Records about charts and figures
[Begin]
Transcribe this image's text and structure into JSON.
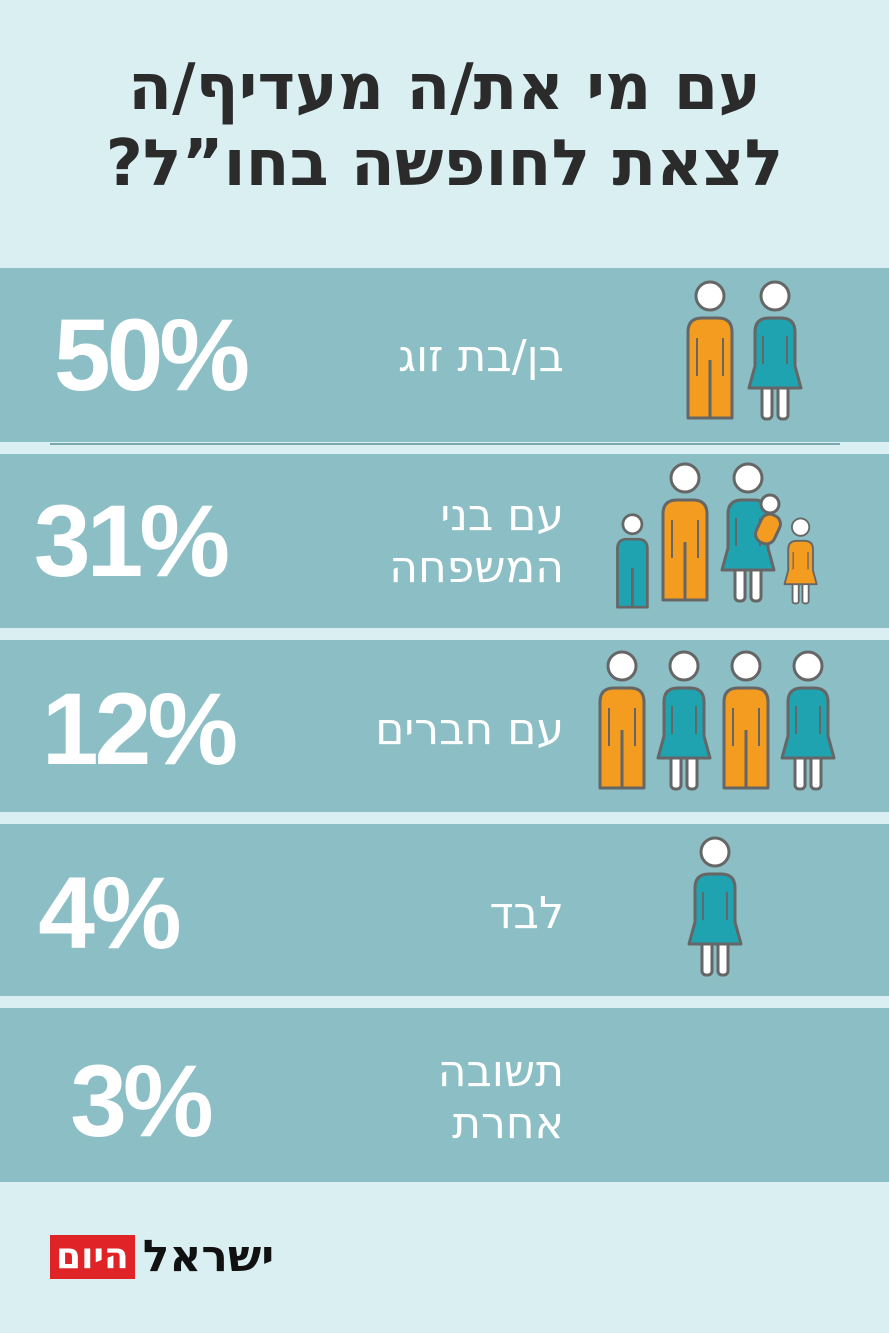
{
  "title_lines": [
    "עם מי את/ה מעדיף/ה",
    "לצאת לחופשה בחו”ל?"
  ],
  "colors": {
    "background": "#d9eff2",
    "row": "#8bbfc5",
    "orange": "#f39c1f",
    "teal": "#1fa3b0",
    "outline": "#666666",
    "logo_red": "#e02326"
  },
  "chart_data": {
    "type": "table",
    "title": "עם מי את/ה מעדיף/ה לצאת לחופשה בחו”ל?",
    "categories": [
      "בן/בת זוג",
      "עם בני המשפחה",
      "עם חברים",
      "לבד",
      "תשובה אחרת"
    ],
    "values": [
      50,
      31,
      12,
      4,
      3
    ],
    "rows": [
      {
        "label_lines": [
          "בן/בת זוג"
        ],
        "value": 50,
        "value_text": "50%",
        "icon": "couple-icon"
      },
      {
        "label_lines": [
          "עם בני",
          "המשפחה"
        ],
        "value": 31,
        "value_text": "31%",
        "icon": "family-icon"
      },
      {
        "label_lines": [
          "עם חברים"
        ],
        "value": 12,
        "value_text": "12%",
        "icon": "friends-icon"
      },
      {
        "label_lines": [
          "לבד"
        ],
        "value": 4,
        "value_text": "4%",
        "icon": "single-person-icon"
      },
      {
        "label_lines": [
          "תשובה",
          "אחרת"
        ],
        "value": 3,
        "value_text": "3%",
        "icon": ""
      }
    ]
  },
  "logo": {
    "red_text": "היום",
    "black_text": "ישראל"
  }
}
[End]
What is being asked —
Omit the pictures, then output the rest of the listing exactly.

Solution to this exercise —
Transcribe this image's text and structure into JSON.
{
  "title_lines": [
    "עם מי את/ה מעדיף/ה",
    "לצאת לחופשה בחו”ל?"
  ],
  "colors": {
    "background": "#d9eff2",
    "row": "#8bbfc5",
    "orange": "#f39c1f",
    "teal": "#1fa3b0",
    "outline": "#666666",
    "logo_red": "#e02326"
  },
  "chart_data": {
    "type": "table",
    "title": "עם מי את/ה מעדיף/ה לצאת לחופשה בחו”ל?",
    "categories": [
      "בן/בת זוג",
      "עם בני המשפחה",
      "עם חברים",
      "לבד",
      "תשובה אחרת"
    ],
    "values": [
      50,
      31,
      12,
      4,
      3
    ],
    "rows": [
      {
        "label_lines": [
          "בן/בת זוג"
        ],
        "value": 50,
        "value_text": "50%",
        "icon": "couple-icon"
      },
      {
        "label_lines": [
          "עם בני",
          "המשפחה"
        ],
        "value": 31,
        "value_text": "31%",
        "icon": "family-icon"
      },
      {
        "label_lines": [
          "עם חברים"
        ],
        "value": 12,
        "value_text": "12%",
        "icon": "friends-icon"
      },
      {
        "label_lines": [
          "לבד"
        ],
        "value": 4,
        "value_text": "4%",
        "icon": "single-person-icon"
      },
      {
        "label_lines": [
          "תשובה",
          "אחרת"
        ],
        "value": 3,
        "value_text": "3%",
        "icon": ""
      }
    ]
  },
  "logo": {
    "red_text": "היום",
    "black_text": "ישראל"
  }
}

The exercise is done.